Wherever a line holds the string "used", copy that line.

=== Extracted records ===

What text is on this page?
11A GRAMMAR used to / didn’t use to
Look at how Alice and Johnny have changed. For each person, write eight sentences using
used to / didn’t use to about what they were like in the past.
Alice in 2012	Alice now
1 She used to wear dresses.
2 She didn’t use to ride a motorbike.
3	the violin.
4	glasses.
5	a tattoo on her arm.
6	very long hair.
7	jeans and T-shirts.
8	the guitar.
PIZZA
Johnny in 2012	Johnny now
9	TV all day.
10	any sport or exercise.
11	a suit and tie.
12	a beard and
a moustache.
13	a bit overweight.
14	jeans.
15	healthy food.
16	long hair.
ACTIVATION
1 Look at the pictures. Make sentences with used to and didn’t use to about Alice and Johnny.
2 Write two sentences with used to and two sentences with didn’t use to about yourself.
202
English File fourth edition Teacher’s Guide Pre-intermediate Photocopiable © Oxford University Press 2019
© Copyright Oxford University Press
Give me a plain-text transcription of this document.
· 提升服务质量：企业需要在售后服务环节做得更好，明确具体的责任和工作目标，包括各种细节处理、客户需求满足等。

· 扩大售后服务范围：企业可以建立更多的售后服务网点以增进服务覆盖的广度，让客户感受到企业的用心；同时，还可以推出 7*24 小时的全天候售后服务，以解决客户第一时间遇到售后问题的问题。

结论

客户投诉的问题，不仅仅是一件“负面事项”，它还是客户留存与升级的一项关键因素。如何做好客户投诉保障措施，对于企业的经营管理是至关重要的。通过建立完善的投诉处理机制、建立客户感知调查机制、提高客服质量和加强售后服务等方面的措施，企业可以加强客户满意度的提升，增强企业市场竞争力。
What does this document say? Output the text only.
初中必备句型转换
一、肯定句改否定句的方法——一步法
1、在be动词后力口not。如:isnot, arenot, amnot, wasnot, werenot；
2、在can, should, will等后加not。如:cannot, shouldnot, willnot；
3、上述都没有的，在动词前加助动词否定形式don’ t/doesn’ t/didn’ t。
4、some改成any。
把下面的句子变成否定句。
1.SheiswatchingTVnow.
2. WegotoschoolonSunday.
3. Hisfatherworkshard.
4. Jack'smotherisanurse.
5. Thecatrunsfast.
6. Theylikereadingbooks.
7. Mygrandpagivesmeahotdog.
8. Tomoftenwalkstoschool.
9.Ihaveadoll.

===

Complete answer -
11A GRAMMAR used to / didn’t use to
used to / didn’t use to about what they were like in the past.
1 She used to wear dresses.
1 Look at the pictures. Make sentences with used to and didn’t use to about Alice and Johnny.
2 Write two sentences with used to and two sentences with didn’t use to about yourself.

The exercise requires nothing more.